(Dataset records)
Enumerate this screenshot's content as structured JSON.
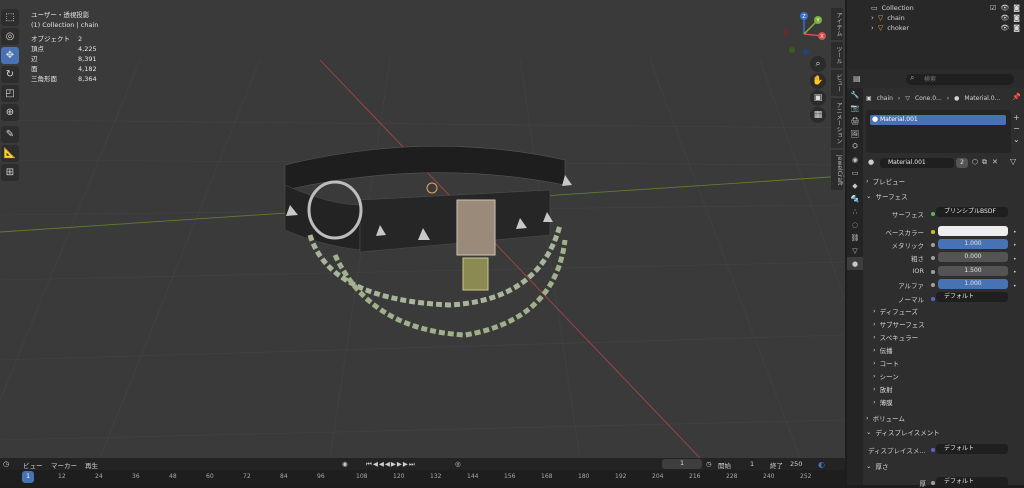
{
  "viewport": {
    "stats_header": "ユーザー・透視投影",
    "stats_sub": "(1) Collection | chain",
    "stats": [
      {
        "label": "オブジェクト",
        "value": "2"
      },
      {
        "label": "頂点",
        "value": "4,225"
      },
      {
        "label": "辺",
        "value": "8,391"
      },
      {
        "label": "面",
        "value": "4,182"
      },
      {
        "label": "三角形面",
        "value": "8,364"
      }
    ],
    "gizmo_axes": {
      "x": "X",
      "y": "Y",
      "z": "Z"
    },
    "side_tabs": [
      "アイテム",
      "ツール",
      "ビュー",
      "アニメーション",
      "JewelCraft"
    ]
  },
  "outliner": {
    "collection": "Collection",
    "items": [
      "chain",
      "choker"
    ]
  },
  "properties": {
    "search_placeholder": "検索",
    "breadcrumb": [
      "chain",
      "Cone.0...",
      "Material.0..."
    ],
    "slot": "Material.001",
    "material_name": "Material.001",
    "material_users": "2",
    "sections": {
      "preview": "プレビュー",
      "surface": "サーフェス",
      "volume": "ボリューム",
      "displacement": "ディスプレイスメント",
      "thickness": "厚さ"
    },
    "surface_label": "サーフェス",
    "surface_value": "プリンシプルBSDF",
    "fields": [
      {
        "label": "ベースカラー",
        "value": ""
      },
      {
        "label": "メタリック",
        "value": "1.000"
      },
      {
        "label": "粗さ",
        "value": "0.000"
      },
      {
        "label": "IOR",
        "value": "1.500"
      },
      {
        "label": "アルファ",
        "value": "1.000"
      },
      {
        "label": "ノーマル",
        "value": "デフォルト"
      }
    ],
    "subsections": [
      "ディフューズ",
      "サブサーフェス",
      "スペキュラー",
      "伝播",
      "コート",
      "シーン",
      "放射",
      "薄膜"
    ],
    "displacement_label": "ディスプレイスメ...",
    "displacement_value": "デフォルト",
    "thickness_value": "デフォルト",
    "thickness_label": "厚"
  },
  "timeline": {
    "menus": [
      "ビュー",
      "マーカー",
      "再生"
    ],
    "current_frame": "1",
    "start_label": "開始",
    "start_value": "1",
    "end_label": "終了",
    "end_value": "250",
    "ruler_frame": "1",
    "ticks": [
      "12",
      "24",
      "36",
      "48",
      "60",
      "72",
      "84",
      "96",
      "108",
      "120",
      "132",
      "144",
      "156",
      "168",
      "180",
      "192",
      "204",
      "216",
      "228",
      "240",
      "252"
    ]
  },
  "colors": {
    "accent": "#4772b3",
    "viewport_bg": "#3a3a3a",
    "x_axis": "#d94c4c",
    "y_axis": "#7ab23a"
  }
}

## EXERCISE GOAL
Scan the records above for the string "デフォルト", then select every line that holds it.

## WRITTEN SOLUTION
        "value": "デフォルト"
    "displacement_value": "デフォルト",
    "thickness_value": "デフォルト",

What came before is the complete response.